# [Exercise instructions]
Skip any picture you find and retype all the remaining lines exactly.
----- Input -----
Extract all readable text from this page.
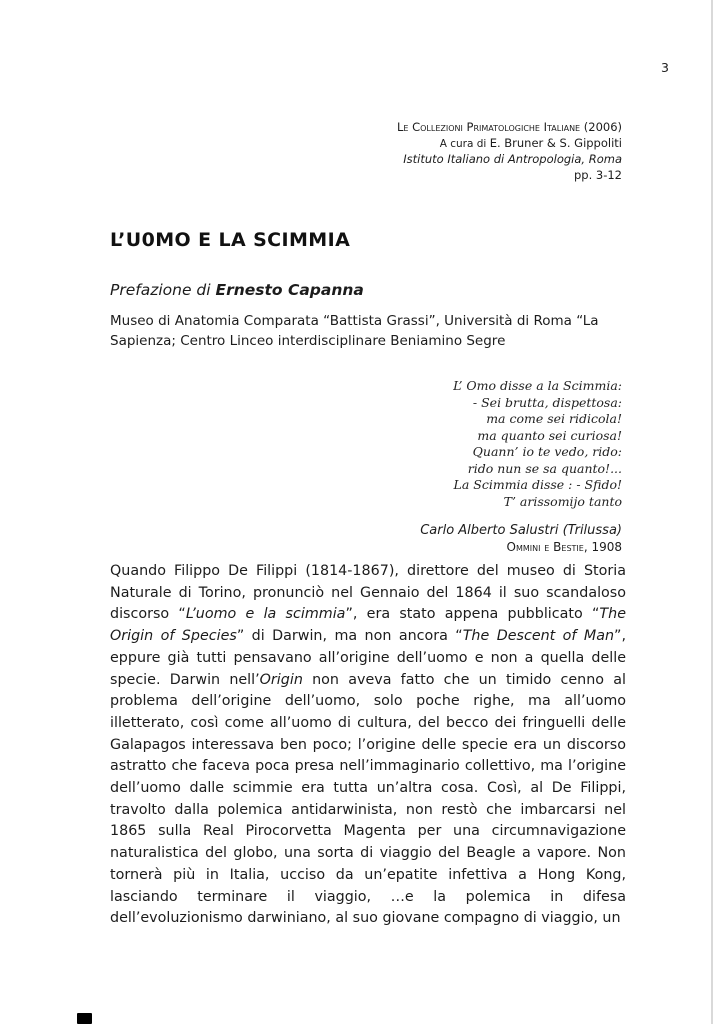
3
Le Collezioni Primatologiche Italiane (2006)
A cura di E. Bruner & S. Gippoliti
Istituto Italiano di Antropologia, Roma
pp. 3-12
L’U0MO E LA SCIMMIA
Prefazione di Ernesto Capanna
Museo di Anatomia Comparata “Battista Grassi”, Università di Roma “La Sapienza; Centro Linceo interdisciplinare Beniamino Segre
L’ Omo disse a la Scimmia:
- Sei brutta, dispettosa:
ma come sei ridicola!
ma quanto sei curiosa!
Quann’ io te vedo, rido:
rido nun se sa quanto!...
La Scimmia disse : - Sfido!
T’ arissomijo tanto
Carlo Alberto Salustri (Trilussa)
Ommini e Bestie, 1908
Quando Filippo De Filippi (1814-1867), direttore del museo di Storia Naturale di Torino, pronunciò nel Gennaio del 1864 il suo scandaloso discorso “L’uomo e la scimmia”, era stato appena pubblicato “The Origin of Species” di Darwin, ma non ancora “The Descent of Man”, eppure già tutti pensavano all’origine dell’uomo e non a quella delle specie. Darwin nell’Origin non aveva fatto che un timido cenno al problema dell’origine dell’uomo, solo poche righe, ma all’uomo illetterato, così come all’uomo di cultura, del becco dei fringuelli delle Galapagos interessava ben poco; l’origine delle specie era un discorso astratto che faceva poca presa nell’immaginario collettivo, ma l’origine dell’uomo dalle scimmie era tutta un’altra cosa. Così, al De Filippi, travolto dalla polemica antidarwinista, non restò che imbarcarsi nel 1865 sulla Real Pirocorvetta Magenta per una circumnavigazione naturalistica del globo, una sorta di viaggio del Beagle a vapore. Non tornerà più in Italia, ucciso da un’epatite infettiva a Hong Kong, lasciando terminare il viaggio, …e la polemica in difesa dell’evoluzionismo darwiniano, al suo giovane compagno di viaggio, un
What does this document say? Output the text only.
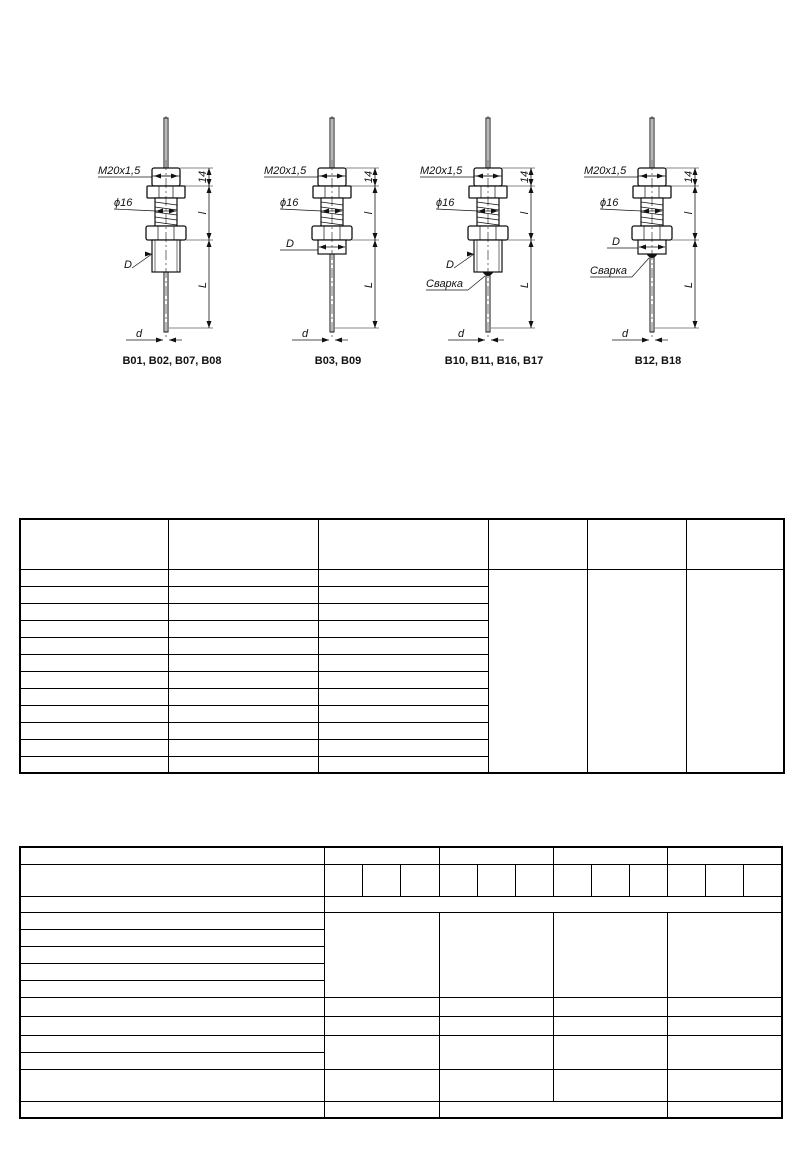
14
l
L
M20x1,5
ϕ16
D
d
B01, B02, B07, B08
14
l
L
M20x1,5
ϕ16
D
d
B03, B09
14
l
L
M20x1,5
ϕ16
D
Сварка
d
B10, B11, B16, B17
14
l
L
M20x1,5
ϕ16
D
Сварка
d
B12, B18
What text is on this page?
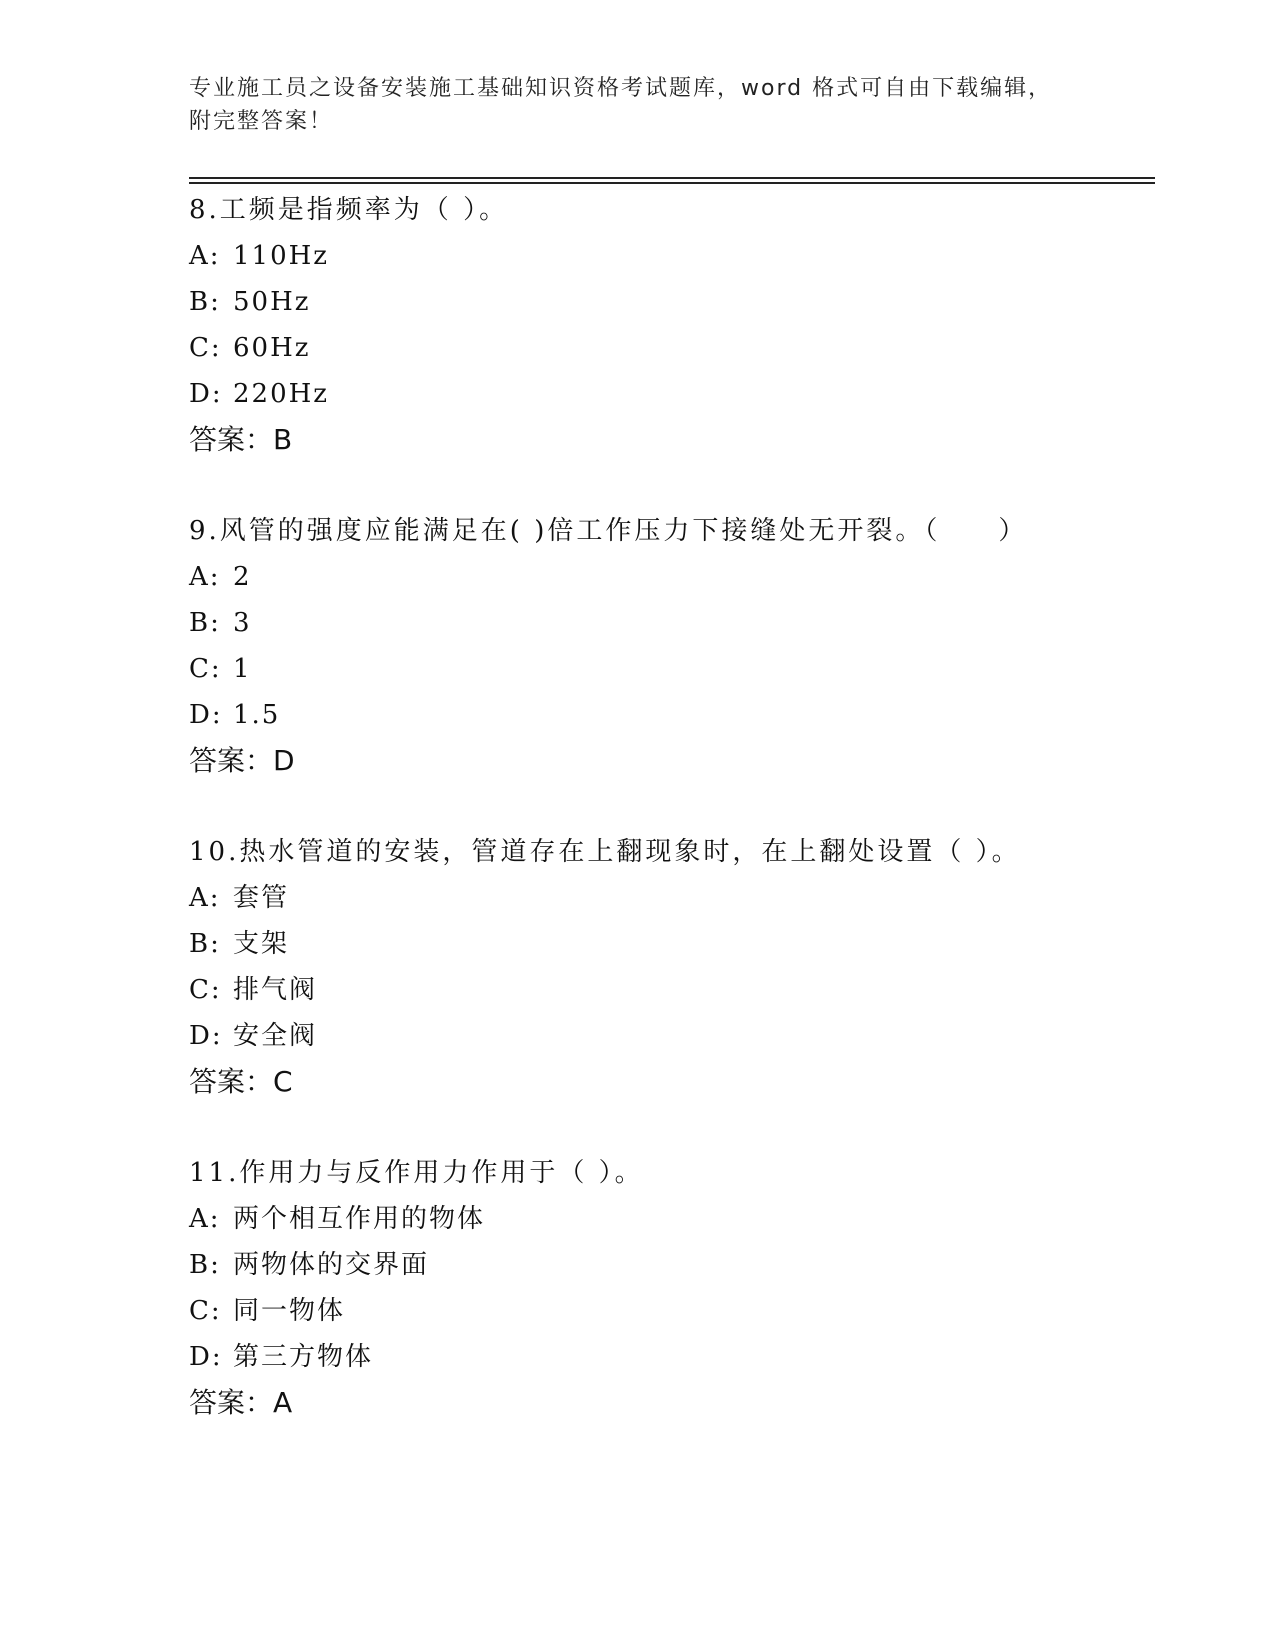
专业施工员之设备安装施工基础知识资格考试题库，word 格式可自由下载编辑，

附完整答案！

8.工频是指频率为（ ）。
A: 110Hz
B: 50Hz
C: 60Hz
D: 220Hz
答案：B
9.风管的强度应能满足在( )倍工作压力下接缝处无开裂。（　　）
A: 2
B: 3
C: 1
D: 1.5
答案：D
10.热水管道的安装，管道存在上翻现象时，在上翻处设置（ ）。
A: 套管
B: 支架
C: 排气阀
D: 安全阀
答案：C
11.作用力与反作用力作用于（ ）。
A: 两个相互作用的物体
B: 两物体的交界面
C: 同一物体
D: 第三方物体
答案：A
-----
# [Completed exercise]
Extract all readable text from this page.
3
Le Collezioni Primatologiche Italiane (2006)
A cura di E. Bruner & S. Gippoliti
Istituto Italiano di Antropologia, Roma
pp. 3-12
L’U0MO E LA SCIMMIA
Prefazione di Ernesto Capanna
Museo di Anatomia Comparata “Battista Grassi”, Università di Roma “La Sapienza; Centro Linceo interdisciplinare Beniamino Segre
L’ Omo disse a la Scimmia:
- Sei brutta, dispettosa:
ma come sei ridicola!
ma quanto sei curiosa!
Quann’ io te vedo, rido:
rido nun se sa quanto!...
La Scimmia disse : - Sfido!
T’ arissomijo tanto
Carlo Alberto Salustri (Trilussa)
Ommini e Bestie, 1908
Quando Filippo De Filippi (1814-1867), direttore del museo di Storia Naturale di Torino, pronunciò nel Gennaio del 1864 il suo scandaloso discorso “L’uomo e la scimmia”, era stato appena pubblicato “The Origin of Species” di Darwin, ma non ancora “The Descent of Man”, eppure già tutti pensavano all’origine dell’uomo e non a quella delle specie. Darwin nell’Origin non aveva fatto che un timido cenno al problema dell’origine dell’uomo, solo poche righe, ma all’uomo illetterato, così come all’uomo di cultura, del becco dei fringuelli delle Galapagos interessava ben poco; l’origine delle specie era un discorso astratto che faceva poca presa nell’immaginario collettivo, ma l’origine dell’uomo dalle scimmie era tutta un’altra cosa. Così, al De Filippi, travolto dalla polemica antidarwinista, non restò che imbarcarsi nel 1865 sulla Real Pirocorvetta Magenta per una circumnavigazione naturalistica del globo, una sorta di viaggio del Beagle a vapore. Non tornerà più in Italia, ucciso da un’epatite infettiva a Hong Kong, lasciando terminare il viaggio, …e la polemica in difesa dell’evoluzionismo darwiniano, al suo giovane compagno di viaggio, un
What does this document say? Output the text only.
14
l
L
M20x1,5
ϕ16
D
d
B01, B02, B07, B08
14
l
L
M20x1,5
ϕ16
D
d
B03, B09
14
l
L
M20x1,5
ϕ16
D
Сварка
d
B10, B11, B16, B17
14
l
L
M20x1,5
ϕ16
D
Сварка
d
B12, B18
What text is on this page?
专业施工员之设备安装施工基础知识资格考试题库，word 格式可自由下载编辑，

附完整答案！

8.工频是指频率为（ ）。
A: 110Hz
B: 50Hz
C: 60Hz
D: 220Hz
答案：B
9.风管的强度应能满足在( )倍工作压力下接缝处无开裂。（　　）
A: 2
B: 3
C: 1
D: 1.5
答案：D
10.热水管道的安装，管道存在上翻现象时，在上翻处设置（ ）。
A: 套管
B: 支架
C: 排气阀
D: 安全阀
答案：C
11.作用力与反作用力作用于（ ）。
A: 两个相互作用的物体
B: 两物体的交界面
C: 同一物体
D: 第三方物体
答案：A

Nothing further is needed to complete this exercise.